THE EXERCISE:
Each entry should be quoted word for word, including every mark of punctuation.

+ + + + +

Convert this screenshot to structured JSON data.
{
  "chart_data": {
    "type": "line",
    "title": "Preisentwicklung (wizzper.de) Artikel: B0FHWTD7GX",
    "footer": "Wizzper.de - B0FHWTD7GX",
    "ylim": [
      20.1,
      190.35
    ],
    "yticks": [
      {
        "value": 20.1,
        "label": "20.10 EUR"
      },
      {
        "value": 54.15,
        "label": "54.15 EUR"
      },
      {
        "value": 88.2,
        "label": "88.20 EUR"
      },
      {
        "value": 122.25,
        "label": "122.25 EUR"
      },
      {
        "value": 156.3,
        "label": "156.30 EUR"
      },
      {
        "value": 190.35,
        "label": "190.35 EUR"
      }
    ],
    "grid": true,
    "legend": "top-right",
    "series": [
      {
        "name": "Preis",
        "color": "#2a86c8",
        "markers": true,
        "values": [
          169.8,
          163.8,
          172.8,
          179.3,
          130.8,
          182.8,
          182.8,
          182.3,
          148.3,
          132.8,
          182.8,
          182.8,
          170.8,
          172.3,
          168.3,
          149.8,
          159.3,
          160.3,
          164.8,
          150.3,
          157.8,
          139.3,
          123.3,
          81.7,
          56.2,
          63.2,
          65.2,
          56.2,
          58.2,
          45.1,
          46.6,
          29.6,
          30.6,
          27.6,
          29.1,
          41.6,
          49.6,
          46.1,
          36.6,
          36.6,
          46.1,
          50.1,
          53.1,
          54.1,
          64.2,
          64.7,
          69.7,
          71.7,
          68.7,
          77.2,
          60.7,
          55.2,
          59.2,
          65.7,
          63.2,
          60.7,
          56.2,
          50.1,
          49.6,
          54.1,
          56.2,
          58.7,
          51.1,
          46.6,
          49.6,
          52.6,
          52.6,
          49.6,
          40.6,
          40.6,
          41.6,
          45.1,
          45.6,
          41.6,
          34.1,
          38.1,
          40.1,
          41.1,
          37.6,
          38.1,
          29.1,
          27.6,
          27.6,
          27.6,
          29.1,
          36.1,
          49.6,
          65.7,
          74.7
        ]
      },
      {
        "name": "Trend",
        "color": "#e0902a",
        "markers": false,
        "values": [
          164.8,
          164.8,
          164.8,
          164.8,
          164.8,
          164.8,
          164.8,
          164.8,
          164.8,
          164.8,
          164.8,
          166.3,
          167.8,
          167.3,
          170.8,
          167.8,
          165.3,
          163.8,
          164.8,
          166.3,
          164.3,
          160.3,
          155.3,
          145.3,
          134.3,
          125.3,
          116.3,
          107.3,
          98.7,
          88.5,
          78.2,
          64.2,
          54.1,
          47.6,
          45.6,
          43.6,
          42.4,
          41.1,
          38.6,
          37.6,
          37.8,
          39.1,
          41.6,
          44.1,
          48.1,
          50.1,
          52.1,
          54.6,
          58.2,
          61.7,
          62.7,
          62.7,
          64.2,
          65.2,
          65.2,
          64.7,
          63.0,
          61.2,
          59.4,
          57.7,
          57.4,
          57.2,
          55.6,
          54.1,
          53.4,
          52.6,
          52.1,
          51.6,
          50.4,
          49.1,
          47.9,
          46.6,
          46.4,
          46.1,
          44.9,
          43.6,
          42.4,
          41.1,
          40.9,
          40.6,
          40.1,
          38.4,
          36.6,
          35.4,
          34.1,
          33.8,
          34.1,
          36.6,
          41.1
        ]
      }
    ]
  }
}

+ + + + +

ANSWER IN FULL:
Convert this screenshot to structured JSON data.
{
  "chart_data": {
    "type": "line",
    "title": "Preisentwicklung (wizzper.de) Artikel: B0FHWTD7GX",
    "footer": "Wizzper.de - B0FHWTD7GX",
    "ylim": [
      20.1,
      190.35
    ],
    "yticks": [
      {
        "value": 20.1,
        "label": "20.10 EUR"
      },
      {
        "value": 54.15,
        "label": "54.15 EUR"
      },
      {
        "value": 88.2,
        "label": "88.20 EUR"
      },
      {
        "value": 122.25,
        "label": "122.25 EUR"
      },
      {
        "value": 156.3,
        "label": "156.30 EUR"
      },
      {
        "value": 190.35,
        "label": "190.35 EUR"
      }
    ],
    "grid": true,
    "legend": "top-right",
    "series": [
      {
        "name": "Preis",
        "color": "#2a86c8",
        "markers": true,
        "values": [
          169.8,
          163.8,
          172.8,
          179.3,
          130.8,
          182.8,
          182.8,
          182.3,
          148.3,
          132.8,
          182.8,
          182.8,
          170.8,
          172.3,
          168.3,
          149.8,
          159.3,
          160.3,
          164.8,
          150.3,
          157.8,
          139.3,
          123.3,
          81.7,
          56.2,
          63.2,
          65.2,
          56.2,
          58.2,
          45.1,
          46.6,
          29.6,
          30.6,
          27.6,
          29.1,
          41.6,
          49.6,
          46.1,
          36.6,
          36.6,
          46.1,
          50.1,
          53.1,
          54.1,
          64.2,
          64.7,
          69.7,
          71.7,
          68.7,
          77.2,
          60.7,
          55.2,
          59.2,
          65.7,
          63.2,
          60.7,
          56.2,
          50.1,
          49.6,
          54.1,
          56.2,
          58.7,
          51.1,
          46.6,
          49.6,
          52.6,
          52.6,
          49.6,
          40.6,
          40.6,
          41.6,
          45.1,
          45.6,
          41.6,
          34.1,
          38.1,
          40.1,
          41.1,
          37.6,
          38.1,
          29.1,
          27.6,
          27.6,
          27.6,
          29.1,
          36.1,
          49.6,
          65.7,
          74.7
        ]
      },
      {
        "name": "Trend",
        "color": "#e0902a",
        "markers": false,
        "values": [
          164.8,
          164.8,
          164.8,
          164.8,
          164.8,
          164.8,
          164.8,
          164.8,
          164.8,
          164.8,
          164.8,
          166.3,
          167.8,
          167.3,
          170.8,
          167.8,
          165.3,
          163.8,
          164.8,
          166.3,
          164.3,
          160.3,
          155.3,
          145.3,
          134.3,
          125.3,
          116.3,
          107.3,
          98.7,
          88.5,
          78.2,
          64.2,
          54.1,
          47.6,
          45.6,
          43.6,
          42.4,
          41.1,
          38.6,
          37.6,
          37.8,
          39.1,
          41.6,
          44.1,
          48.1,
          50.1,
          52.1,
          54.6,
          58.2,
          61.7,
          62.7,
          62.7,
          64.2,
          65.2,
          65.2,
          64.7,
          63.0,
          61.2,
          59.4,
          57.7,
          57.4,
          57.2,
          55.6,
          54.1,
          53.4,
          52.6,
          52.1,
          51.6,
          50.4,
          49.1,
          47.9,
          46.6,
          46.4,
          46.1,
          44.9,
          43.6,
          42.4,
          41.1,
          40.9,
          40.6,
          40.1,
          38.4,
          36.6,
          35.4,
          34.1,
          33.8,
          34.1,
          36.6,
          41.1
        ]
      }
    ]
  }
}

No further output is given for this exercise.